# [Exercise brief]
Pictures do not belong in the copy; quote every entry below exactly.

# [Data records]
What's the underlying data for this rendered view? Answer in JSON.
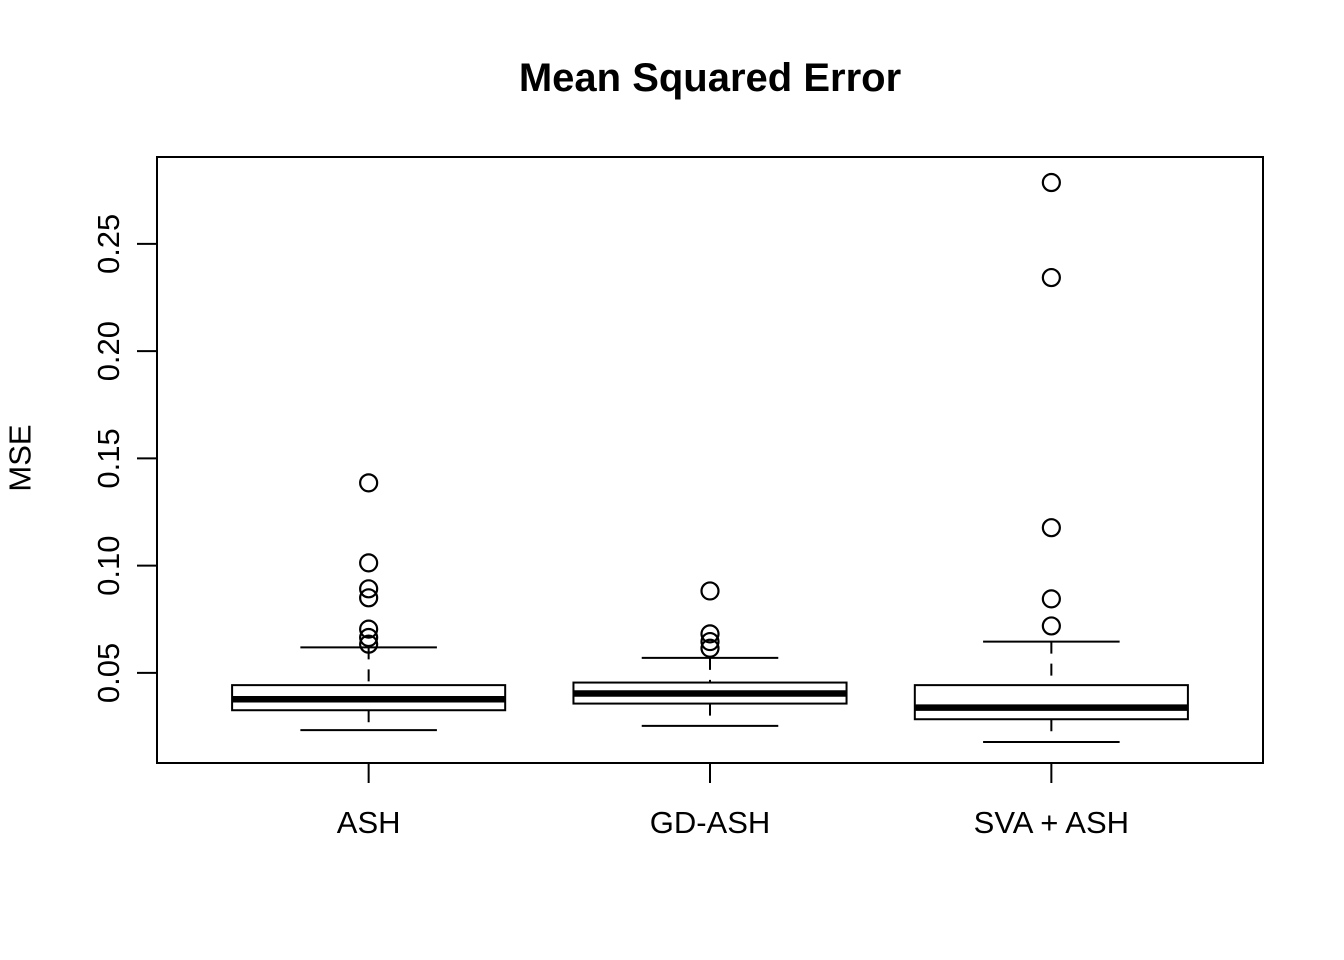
{
  "chart_data": {
    "type": "boxplot",
    "title": "Mean Squared Error",
    "ylabel": "MSE",
    "xlabel": "",
    "categories": [
      "ASH",
      "GD-ASH",
      "SVA + ASH"
    ],
    "series": [
      {
        "name": "ASH",
        "whislo": 0.0233,
        "q1": 0.0326,
        "med": 0.0377,
        "q3": 0.0443,
        "whishi": 0.0619,
        "outliers": [
          0.0634,
          0.0665,
          0.0704,
          0.085,
          0.0892,
          0.1013,
          0.1386
        ]
      },
      {
        "name": "GD-ASH",
        "whislo": 0.0253,
        "q1": 0.0357,
        "med": 0.0404,
        "q3": 0.0455,
        "whishi": 0.057,
        "outliers": [
          0.0615,
          0.0646,
          0.0682,
          0.0882
        ]
      },
      {
        "name": "SVA + ASH",
        "whislo": 0.0178,
        "q1": 0.0284,
        "med": 0.0338,
        "q3": 0.0443,
        "whishi": 0.0646,
        "outliers": [
          0.0719,
          0.0845,
          0.1177,
          0.2343,
          0.2786
        ]
      }
    ],
    "yticks": [
      0.05,
      0.1,
      0.15,
      0.2,
      0.25
    ],
    "ytick_labels": [
      "0.05",
      "0.10",
      "0.15",
      "0.20",
      "0.25"
    ],
    "ylim": [
      0.008,
      0.2905
    ],
    "xlim": [
      0.38,
      3.62
    ],
    "grid": false,
    "legend": null,
    "box_style": {
      "box_width_units": 0.8,
      "staple_width_frac": 0.5,
      "whisker_dash": "12 10",
      "outlier_marker": "open-circle"
    },
    "colors": {
      "stroke": "#000000",
      "box_fill": "#ffffff",
      "background": "#ffffff"
    }
  }
}
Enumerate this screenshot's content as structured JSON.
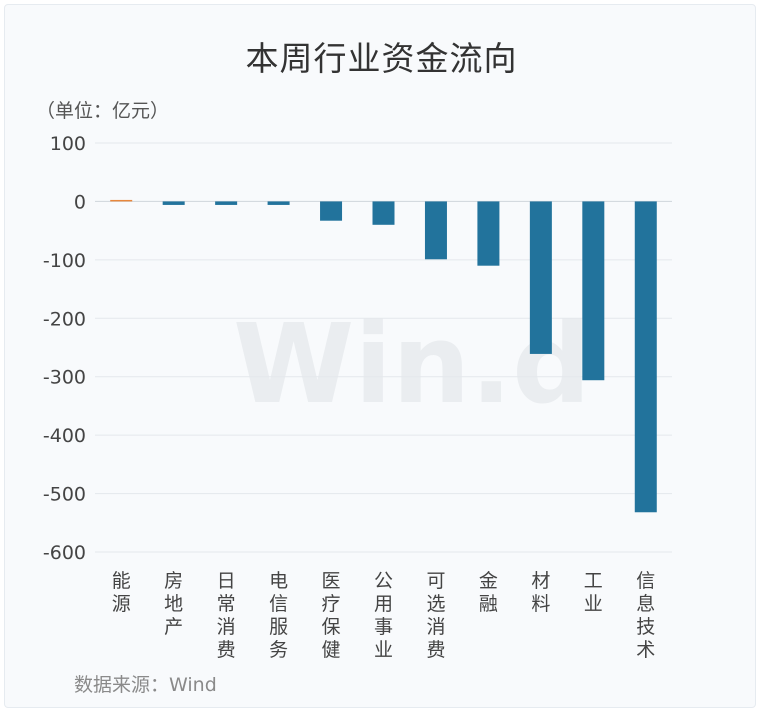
{
  "chart_data": {
    "type": "bar",
    "title": "本周行业资金流向",
    "unit_label": "（单位：亿元）",
    "source": "数据来源：Wind",
    "watermark": "Win.d",
    "categories": [
      "能源",
      "房地产",
      "日常消费",
      "电信服务",
      "医疗保健",
      "公用事业",
      "可选消费",
      "金融",
      "材料",
      "工业",
      "信息技术"
    ],
    "values": [
      1,
      -6,
      -6,
      -6,
      -33,
      -40,
      -99,
      -110,
      -261,
      -306,
      -532
    ],
    "ylim": [
      -600,
      100
    ],
    "yticks": [
      100,
      0,
      -100,
      -200,
      -300,
      -400,
      -500,
      -600
    ],
    "grid": true,
    "colors": {
      "negative": "#22739c",
      "positive": "#e8873c",
      "grid": "#e4e8ec"
    }
  }
}
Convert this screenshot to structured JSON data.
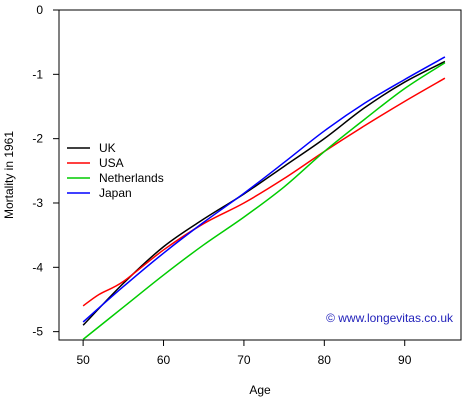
{
  "chart_data": {
    "type": "line",
    "xlabel": "Age",
    "ylabel": "Mortality in 1961",
    "xlim": [
      47,
      97
    ],
    "ylim": [
      -5.13,
      0.0
    ],
    "x_ticks": [
      50,
      60,
      70,
      80,
      90
    ],
    "y_ticks": [
      0,
      -1,
      -2,
      -3,
      -4,
      -5
    ],
    "x_tick_labels": [
      "50",
      "60",
      "70",
      "80",
      "90"
    ],
    "y_tick_labels": [
      "0",
      "-1",
      "-2",
      "-3",
      "-4",
      "-5"
    ],
    "legend_position": "left",
    "series": [
      {
        "name": "UK",
        "color": "#000000",
        "x": [
          50,
          55,
          60,
          65,
          70,
          75,
          80,
          85,
          90,
          95
        ],
        "y": [
          -4.9,
          -4.25,
          -3.68,
          -3.25,
          -2.86,
          -2.43,
          -2.0,
          -1.52,
          -1.12,
          -0.8
        ]
      },
      {
        "name": "USA",
        "color": "#ff0000",
        "x": [
          50,
          52,
          55,
          60,
          65,
          70,
          75,
          80,
          85,
          90,
          95
        ],
        "y": [
          -4.6,
          -4.42,
          -4.22,
          -3.73,
          -3.32,
          -3.0,
          -2.62,
          -2.2,
          -1.8,
          -1.42,
          -1.06
        ]
      },
      {
        "name": "Netherlands",
        "color": "#00cc00",
        "x": [
          50,
          55,
          60,
          65,
          70,
          75,
          80,
          85,
          90,
          95
        ],
        "y": [
          -5.12,
          -4.62,
          -4.12,
          -3.65,
          -3.22,
          -2.75,
          -2.2,
          -1.7,
          -1.22,
          -0.82
        ]
      },
      {
        "name": "Japan",
        "color": "#0000ff",
        "x": [
          50,
          55,
          60,
          65,
          70,
          75,
          80,
          85,
          90,
          95
        ],
        "y": [
          -4.85,
          -4.3,
          -3.78,
          -3.3,
          -2.85,
          -2.37,
          -1.88,
          -1.45,
          -1.08,
          -0.73
        ]
      }
    ],
    "annotation": "© www.longevitas.co.uk",
    "annotation_color": "#2222bb"
  }
}
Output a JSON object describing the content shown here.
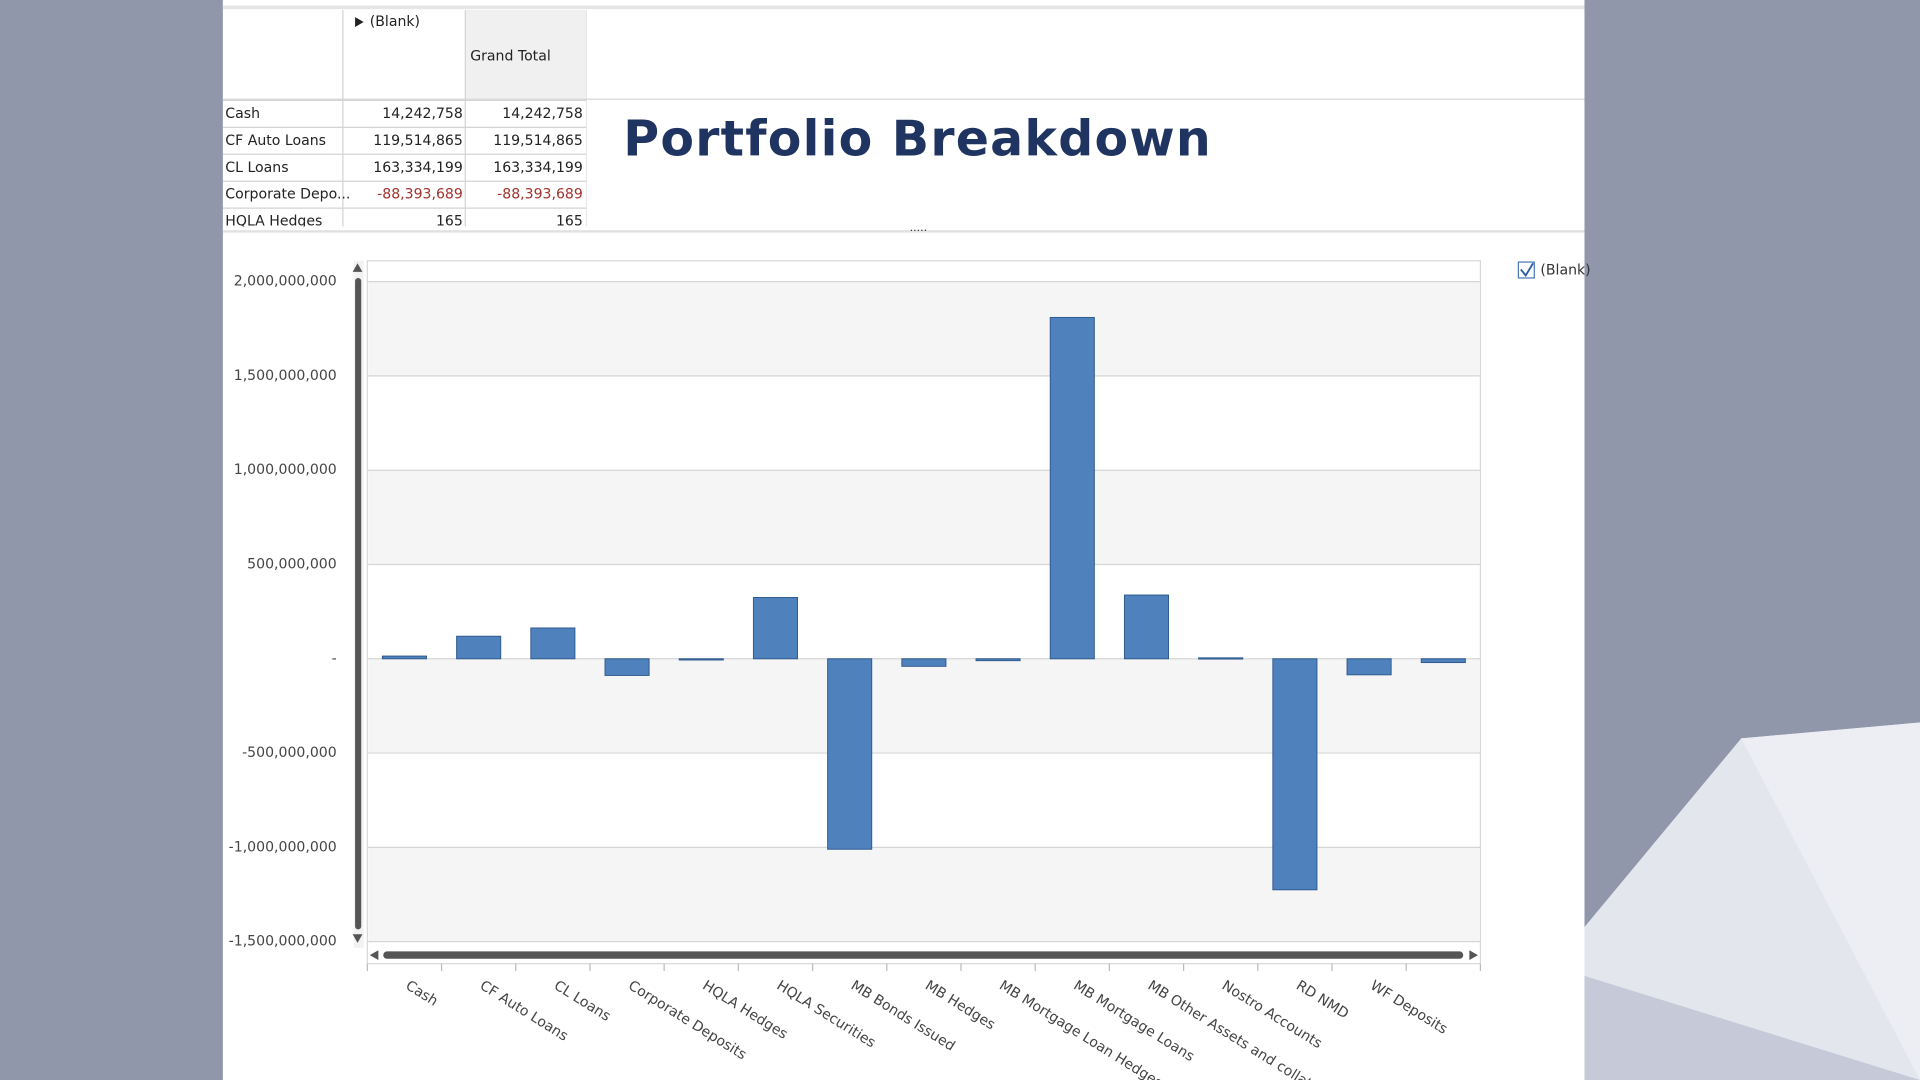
{
  "title": "Portfolio Breakdown",
  "table": {
    "column_header": "(Blank)",
    "total_header": "Grand Total",
    "rows": [
      [
        "Cash",
        "14,242,758",
        "14,242,758"
      ],
      [
        "CF Auto Loans",
        "119,514,865",
        "119,514,865"
      ],
      [
        "CL Loans",
        "163,334,199",
        "163,334,199"
      ],
      [
        "Corporate Depo...",
        "-88,393,689",
        "-88,393,689"
      ],
      [
        "HQLA Hedges",
        "165",
        "165"
      ]
    ]
  },
  "chart_data": {
    "type": "bar",
    "categories": [
      "Cash",
      "CF Auto Loans",
      "CL Loans",
      "Corporate Deposits",
      "HQLA Hedges",
      "HQLA Securities",
      "MB Bonds Issued",
      "MB Hedges",
      "MB Mortgage Loan Hedges",
      "MB Mortgage Loans",
      "MB Other Assets and collateral",
      "Nostro Accounts",
      "RD NMD",
      "WF Deposits",
      null
    ],
    "series": [
      {
        "name": "(Blank)",
        "color": "#4f81bd",
        "values": [
          14242758,
          119514865,
          163334199,
          -88393689,
          165,
          325000000,
          -1010000000,
          -40000000,
          -10000000,
          1810000000,
          338000000,
          5000000,
          -1225000000,
          -85000000,
          -20000000
        ]
      }
    ],
    "ylim": [
      -1500000000,
      2000000000
    ],
    "yticks": [
      {
        "value": -1500000000,
        "label": "-1,500,000,000"
      },
      {
        "value": -1000000000,
        "label": "-1,000,000,000"
      },
      {
        "value": -500000000,
        "label": "-500,000,000"
      },
      {
        "value": 0,
        "label": "-"
      },
      {
        "value": 500000000,
        "label": "500,000,000"
      },
      {
        "value": 1000000000,
        "label": "1,000,000,000"
      },
      {
        "value": 1500000000,
        "label": "1,500,000,000"
      },
      {
        "value": 2000000000,
        "label": "2,000,000,000"
      }
    ],
    "grid": true,
    "legend": "right"
  }
}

# [The completed task]
What's the underlying data for this rendered view? Answer in JSON.
{
  "chart_data": {
    "type": "boxplot",
    "title": "Mean Squared Error",
    "ylabel": "MSE",
    "xlabel": "",
    "categories": [
      "ASH",
      "GD-ASH",
      "SVA + ASH"
    ],
    "series": [
      {
        "name": "ASH",
        "whislo": 0.0233,
        "q1": 0.0326,
        "med": 0.0377,
        "q3": 0.0443,
        "whishi": 0.0619,
        "outliers": [
          0.0634,
          0.0665,
          0.0704,
          0.085,
          0.0892,
          0.1013,
          0.1386
        ]
      },
      {
        "name": "GD-ASH",
        "whislo": 0.0253,
        "q1": 0.0357,
        "med": 0.0404,
        "q3": 0.0455,
        "whishi": 0.057,
        "outliers": [
          0.0615,
          0.0646,
          0.0682,
          0.0882
        ]
      },
      {
        "name": "SVA + ASH",
        "whislo": 0.0178,
        "q1": 0.0284,
        "med": 0.0338,
        "q3": 0.0443,
        "whishi": 0.0646,
        "outliers": [
          0.0719,
          0.0845,
          0.1177,
          0.2343,
          0.2786
        ]
      }
    ],
    "yticks": [
      0.05,
      0.1,
      0.15,
      0.2,
      0.25
    ],
    "ytick_labels": [
      "0.05",
      "0.10",
      "0.15",
      "0.20",
      "0.25"
    ],
    "ylim": [
      0.008,
      0.2905
    ],
    "xlim": [
      0.38,
      3.62
    ],
    "grid": false,
    "legend": null,
    "box_style": {
      "box_width_units": 0.8,
      "staple_width_frac": 0.5,
      "whisker_dash": "12 10",
      "outlier_marker": "open-circle"
    },
    "colors": {
      "stroke": "#000000",
      "box_fill": "#ffffff",
      "background": "#ffffff"
    }
  }
}
Enumerate this screenshot's content as structured JSON.
{
  "chart_data": {
    "type": "bar",
    "title": "本周行业资金流向",
    "unit_label": "（单位：亿元）",
    "source": "数据来源：Wind",
    "watermark": "Win.d",
    "categories": [
      "能源",
      "房地产",
      "日常消费",
      "电信服务",
      "医疗保健",
      "公用事业",
      "可选消费",
      "金融",
      "材料",
      "工业",
      "信息技术"
    ],
    "values": [
      1,
      -6,
      -6,
      -6,
      -33,
      -40,
      -99,
      -110,
      -261,
      -306,
      -532
    ],
    "ylim": [
      -600,
      100
    ],
    "yticks": [
      100,
      0,
      -100,
      -200,
      -300,
      -400,
      -500,
      -600
    ],
    "grid": true,
    "colors": {
      "negative": "#22739c",
      "positive": "#e8873c",
      "grid": "#e4e8ec"
    }
  }
}
Convert this screenshot to structured JSON data.
{
  "chart_data": {
    "type": "line",
    "xlabel": "Age",
    "ylabel": "Mortality in 1961",
    "xlim": [
      47,
      97
    ],
    "ylim": [
      -5.13,
      0.0
    ],
    "x_ticks": [
      50,
      60,
      70,
      80,
      90
    ],
    "y_ticks": [
      0,
      -1,
      -2,
      -3,
      -4,
      -5
    ],
    "x_tick_labels": [
      "50",
      "60",
      "70",
      "80",
      "90"
    ],
    "y_tick_labels": [
      "0",
      "-1",
      "-2",
      "-3",
      "-4",
      "-5"
    ],
    "legend_position": "left",
    "series": [
      {
        "name": "UK",
        "color": "#000000",
        "x": [
          50,
          55,
          60,
          65,
          70,
          75,
          80,
          85,
          90,
          95
        ],
        "y": [
          -4.9,
          -4.25,
          -3.68,
          -3.25,
          -2.86,
          -2.43,
          -2.0,
          -1.52,
          -1.12,
          -0.8
        ]
      },
      {
        "name": "USA",
        "color": "#ff0000",
        "x": [
          50,
          52,
          55,
          60,
          65,
          70,
          75,
          80,
          85,
          90,
          95
        ],
        "y": [
          -4.6,
          -4.42,
          -4.22,
          -3.73,
          -3.32,
          -3.0,
          -2.62,
          -2.2,
          -1.8,
          -1.42,
          -1.06
        ]
      },
      {
        "name": "Netherlands",
        "color": "#00cc00",
        "x": [
          50,
          55,
          60,
          65,
          70,
          75,
          80,
          85,
          90,
          95
        ],
        "y": [
          -5.12,
          -4.62,
          -4.12,
          -3.65,
          -3.22,
          -2.75,
          -2.2,
          -1.7,
          -1.22,
          -0.82
        ]
      },
      {
        "name": "Japan",
        "color": "#0000ff",
        "x": [
          50,
          55,
          60,
          65,
          70,
          75,
          80,
          85,
          90,
          95
        ],
        "y": [
          -4.85,
          -4.3,
          -3.78,
          -3.3,
          -2.85,
          -2.37,
          -1.88,
          -1.45,
          -1.08,
          -0.73
        ]
      }
    ],
    "annotation": "© www.longevitas.co.uk",
    "annotation_color": "#2222bb"
  }
}
Output a JSON object describing the content shown here.
{
  "title": "Portfolio Breakdown",
  "table": {
    "column_header": "(Blank)",
    "total_header": "Grand Total",
    "rows": [
      [
        "Cash",
        "14,242,758",
        "14,242,758"
      ],
      [
        "CF Auto Loans",
        "119,514,865",
        "119,514,865"
      ],
      [
        "CL Loans",
        "163,334,199",
        "163,334,199"
      ],
      [
        "Corporate Depo...",
        "-88,393,689",
        "-88,393,689"
      ],
      [
        "HQLA Hedges",
        "165",
        "165"
      ]
    ]
  },
  "chart_data": {
    "type": "bar",
    "categories": [
      "Cash",
      "CF Auto Loans",
      "CL Loans",
      "Corporate Deposits",
      "HQLA Hedges",
      "HQLA Securities",
      "MB Bonds Issued",
      "MB Hedges",
      "MB Mortgage Loan Hedges",
      "MB Mortgage Loans",
      "MB Other Assets and collateral",
      "Nostro Accounts",
      "RD NMD",
      "WF Deposits",
      null
    ],
    "series": [
      {
        "name": "(Blank)",
        "color": "#4f81bd",
        "values": [
          14242758,
          119514865,
          163334199,
          -88393689,
          165,
          325000000,
          -1010000000,
          -40000000,
          -10000000,
          1810000000,
          338000000,
          5000000,
          -1225000000,
          -85000000,
          -20000000
        ]
      }
    ],
    "ylim": [
      -1500000000,
      2000000000
    ],
    "yticks": [
      {
        "value": -1500000000,
        "label": "-1,500,000,000"
      },
      {
        "value": -1000000000,
        "label": "-1,000,000,000"
      },
      {
        "value": -500000000,
        "label": "-500,000,000"
      },
      {
        "value": 0,
        "label": "-"
      },
      {
        "value": 500000000,
        "label": "500,000,000"
      },
      {
        "value": 1000000000,
        "label": "1,000,000,000"
      },
      {
        "value": 1500000000,
        "label": "1,500,000,000"
      },
      {
        "value": 2000000000,
        "label": "2,000,000,000"
      }
    ],
    "grid": true,
    "legend": "right"
  }
}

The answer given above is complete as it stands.